═════ Provided material

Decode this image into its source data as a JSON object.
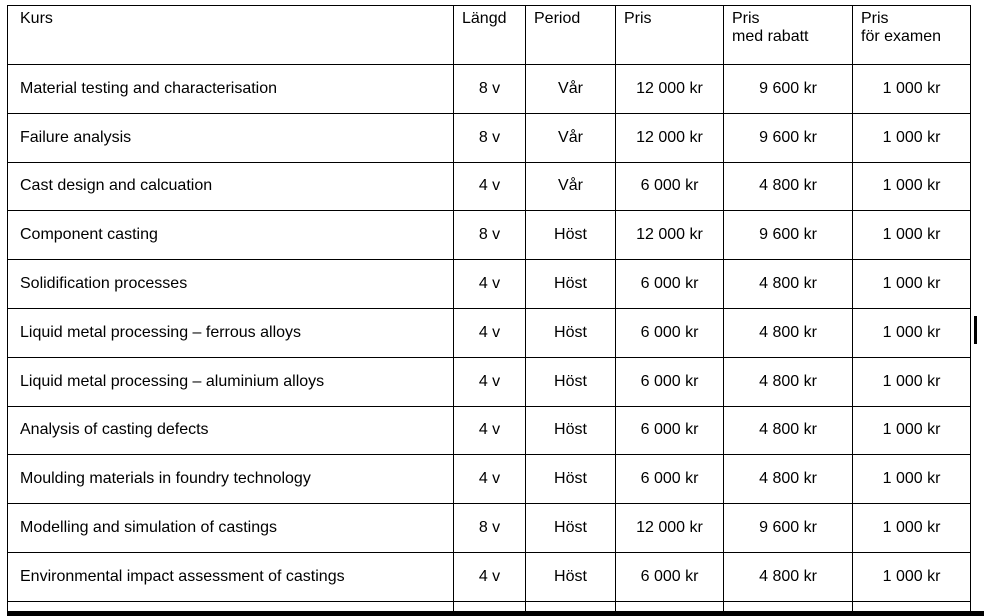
{
  "colors": {
    "background": "#ffffff",
    "text": "#000000",
    "border": "#000000"
  },
  "table": {
    "columns": [
      "Kurs",
      "Längd",
      "Period",
      "Pris",
      "Pris\nmed rabatt",
      "Pris\nför examen"
    ],
    "rows": [
      [
        "Material testing and characterisation",
        "8 v",
        "Vår",
        "12 000 kr",
        "9 600 kr",
        "1 000 kr"
      ],
      [
        "Failure analysis",
        "8 v",
        "Vår",
        "12 000 kr",
        "9 600 kr",
        "1 000 kr"
      ],
      [
        "Cast design and calcuation",
        "4 v",
        "Vår",
        "6 000 kr",
        "4 800 kr",
        "1 000 kr"
      ],
      [
        "Component casting",
        "8 v",
        "Höst",
        "12 000 kr",
        "9 600 kr",
        "1 000 kr"
      ],
      [
        "Solidification processes",
        "4 v",
        "Höst",
        "6 000 kr",
        "4 800 kr",
        "1 000 kr"
      ],
      [
        "Liquid metal processing – ferrous alloys",
        "4 v",
        "Höst",
        "6 000 kr",
        "4 800 kr",
        "1 000 kr"
      ],
      [
        "Liquid metal processing – aluminium alloys",
        "4 v",
        "Höst",
        "6 000 kr",
        "4 800 kr",
        "1 000 kr"
      ],
      [
        "Analysis of casting defects",
        "4 v",
        "Höst",
        "6 000 kr",
        "4 800 kr",
        "1 000 kr"
      ],
      [
        "Moulding materials in foundry technology",
        "4 v",
        "Höst",
        "6 000 kr",
        "4 800 kr",
        "1 000 kr"
      ],
      [
        "Modelling and simulation of castings",
        "8 v",
        "Höst",
        "12 000 kr",
        "9 600 kr",
        "1 000 kr"
      ],
      [
        "Environmental impact assessment of castings",
        "4 v",
        "Höst",
        "6 000 kr",
        "4 800 kr",
        "1 000 kr"
      ]
    ]
  }
}
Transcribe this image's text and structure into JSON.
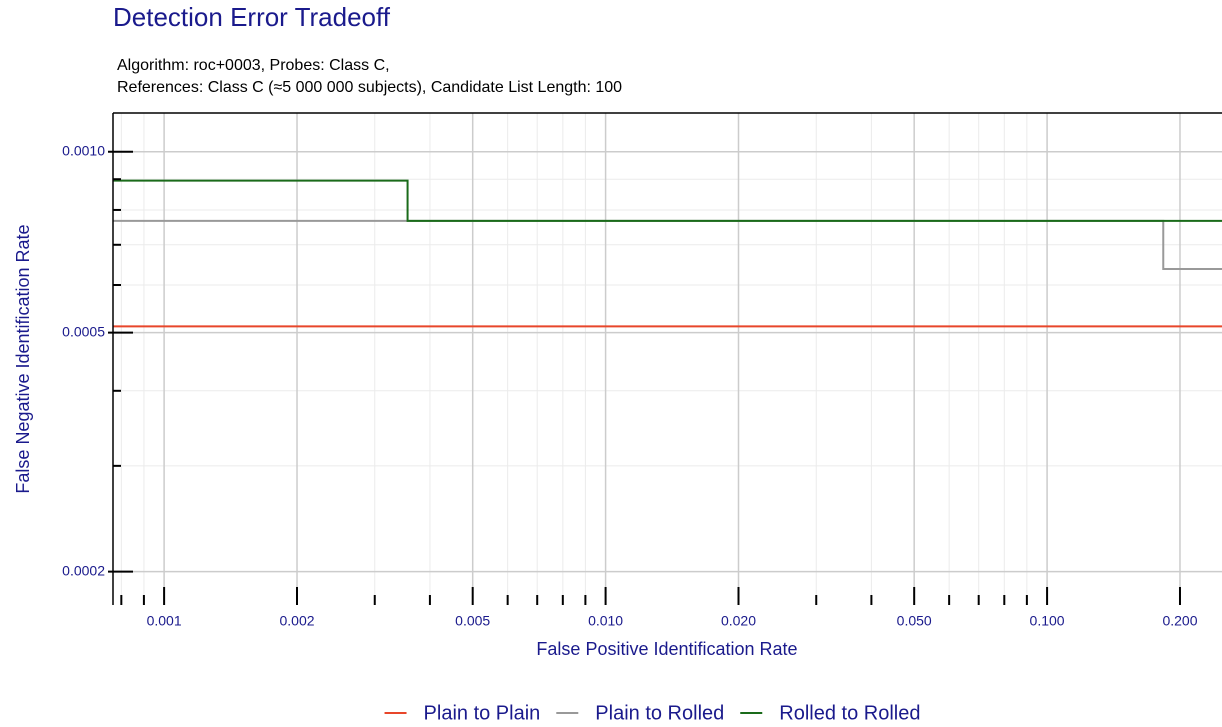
{
  "chart_data": {
    "type": "line",
    "title": "Detection Error Tradeoff",
    "subtitle": [
      "Algorithm: roc+0003, Probes: Class C,",
      "References: Class C (≈5 000 000 subjects), Candidate List Length: 100"
    ],
    "x_label": "False Positive Identification Rate",
    "y_label": "False Negative Identification Rate",
    "xscale": "log",
    "yscale": "log",
    "grid": true,
    "legend": "bottom",
    "xlim": [
      0.000766,
      0.249
    ],
    "ylim": [
      0.000176,
      0.00116
    ],
    "xticks": [
      0.001,
      0.002,
      0.005,
      {
        "value": 0.01,
        "label": "0.010"
      },
      {
        "value": 0.02,
        "label": "0.020"
      },
      {
        "value": 0.05,
        "label": "0.050"
      },
      {
        "value": 0.1,
        "label": "0.100"
      },
      {
        "value": 0.2,
        "label": "0.200"
      }
    ],
    "xminorticks": [
      0.0008,
      0.0009,
      0.003,
      0.004,
      0.006,
      0.007,
      0.008,
      0.009,
      0.03,
      0.04,
      0.06,
      0.07,
      0.08,
      0.09
    ],
    "yticks": [
      {
        "value": 0.001,
        "label": "0.0010"
      },
      0.0005,
      0.0002
    ],
    "yminorticks": [
      0.0009,
      0.0008,
      0.0007,
      0.0006,
      0.0004,
      0.0003
    ],
    "series": [
      {
        "name": "Plain to Plain",
        "color": "#e8462a",
        "x": [
          0.000766,
          0.249
        ],
        "values": [
          0.000512,
          0.000512
        ]
      },
      {
        "name": "Plain to Rolled",
        "color": "#999999",
        "x": [
          0.000766,
          0.1833,
          0.1833,
          0.249
        ],
        "values": [
          0.000767,
          0.000767,
          0.000638,
          0.000638
        ]
      },
      {
        "name": "Rolled to Rolled",
        "color": "#1a6b1a",
        "x": [
          0.000766,
          0.00356,
          0.00356,
          0.249
        ],
        "values": [
          0.000895,
          0.000895,
          0.000767,
          0.000767
        ]
      }
    ]
  }
}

══════════

Above are the records; reproduce them exactly and leave out the pictures.

Decode this image into its source data as a JSON object.
{
  "colors": {
    "background": "#ffffff",
    "text": "#000000",
    "border": "#000000"
  },
  "table": {
    "columns": [
      "Kurs",
      "Längd",
      "Period",
      "Pris",
      "Pris\nmed rabatt",
      "Pris\nför examen"
    ],
    "rows": [
      [
        "Material testing and characterisation",
        "8 v",
        "Vår",
        "12 000 kr",
        "9 600 kr",
        "1 000 kr"
      ],
      [
        "Failure analysis",
        "8 v",
        "Vår",
        "12 000 kr",
        "9 600 kr",
        "1 000 kr"
      ],
      [
        "Cast design and calcuation",
        "4 v",
        "Vår",
        "6 000 kr",
        "4 800 kr",
        "1 000 kr"
      ],
      [
        "Component casting",
        "8 v",
        "Höst",
        "12 000 kr",
        "9 600 kr",
        "1 000 kr"
      ],
      [
        "Solidification processes",
        "4 v",
        "Höst",
        "6 000 kr",
        "4 800 kr",
        "1 000 kr"
      ],
      [
        "Liquid metal processing – ferrous alloys",
        "4 v",
        "Höst",
        "6 000 kr",
        "4 800 kr",
        "1 000 kr"
      ],
      [
        "Liquid metal processing – aluminium alloys",
        "4 v",
        "Höst",
        "6 000 kr",
        "4 800 kr",
        "1 000 kr"
      ],
      [
        "Analysis of casting defects",
        "4 v",
        "Höst",
        "6 000 kr",
        "4 800 kr",
        "1 000 kr"
      ],
      [
        "Moulding materials in foundry technology",
        "4 v",
        "Höst",
        "6 000 kr",
        "4 800 kr",
        "1 000 kr"
      ],
      [
        "Modelling and simulation of castings",
        "8 v",
        "Höst",
        "12 000 kr",
        "9 600 kr",
        "1 000 kr"
      ],
      [
        "Environmental impact assessment of castings",
        "4 v",
        "Höst",
        "6 000 kr",
        "4 800 kr",
        "1 000 kr"
      ]
    ]
  }
}
Transcribe this image's text and structure into JSON.
{
  "chart_data": {
    "type": "line",
    "title": "Detection Error Tradeoff",
    "subtitle": [
      "Algorithm: roc+0003, Probes: Class C,",
      "References: Class C (≈5 000 000 subjects), Candidate List Length: 100"
    ],
    "x_label": "False Positive Identification Rate",
    "y_label": "False Negative Identification Rate",
    "xscale": "log",
    "yscale": "log",
    "grid": true,
    "legend": "bottom",
    "xlim": [
      0.000766,
      0.249
    ],
    "ylim": [
      0.000176,
      0.00116
    ],
    "xticks": [
      0.001,
      0.002,
      0.005,
      {
        "value": 0.01,
        "label": "0.010"
      },
      {
        "value": 0.02,
        "label": "0.020"
      },
      {
        "value": 0.05,
        "label": "0.050"
      },
      {
        "value": 0.1,
        "label": "0.100"
      },
      {
        "value": 0.2,
        "label": "0.200"
      }
    ],
    "xminorticks": [
      0.0008,
      0.0009,
      0.003,
      0.004,
      0.006,
      0.007,
      0.008,
      0.009,
      0.03,
      0.04,
      0.06,
      0.07,
      0.08,
      0.09
    ],
    "yticks": [
      {
        "value": 0.001,
        "label": "0.0010"
      },
      0.0005,
      0.0002
    ],
    "yminorticks": [
      0.0009,
      0.0008,
      0.0007,
      0.0006,
      0.0004,
      0.0003
    ],
    "series": [
      {
        "name": "Plain to Plain",
        "color": "#e8462a",
        "x": [
          0.000766,
          0.249
        ],
        "values": [
          0.000512,
          0.000512
        ]
      },
      {
        "name": "Plain to Rolled",
        "color": "#999999",
        "x": [
          0.000766,
          0.1833,
          0.1833,
          0.249
        ],
        "values": [
          0.000767,
          0.000767,
          0.000638,
          0.000638
        ]
      },
      {
        "name": "Rolled to Rolled",
        "color": "#1a6b1a",
        "x": [
          0.000766,
          0.00356,
          0.00356,
          0.249
        ],
        "values": [
          0.000895,
          0.000895,
          0.000767,
          0.000767
        ]
      }
    ]
  }
}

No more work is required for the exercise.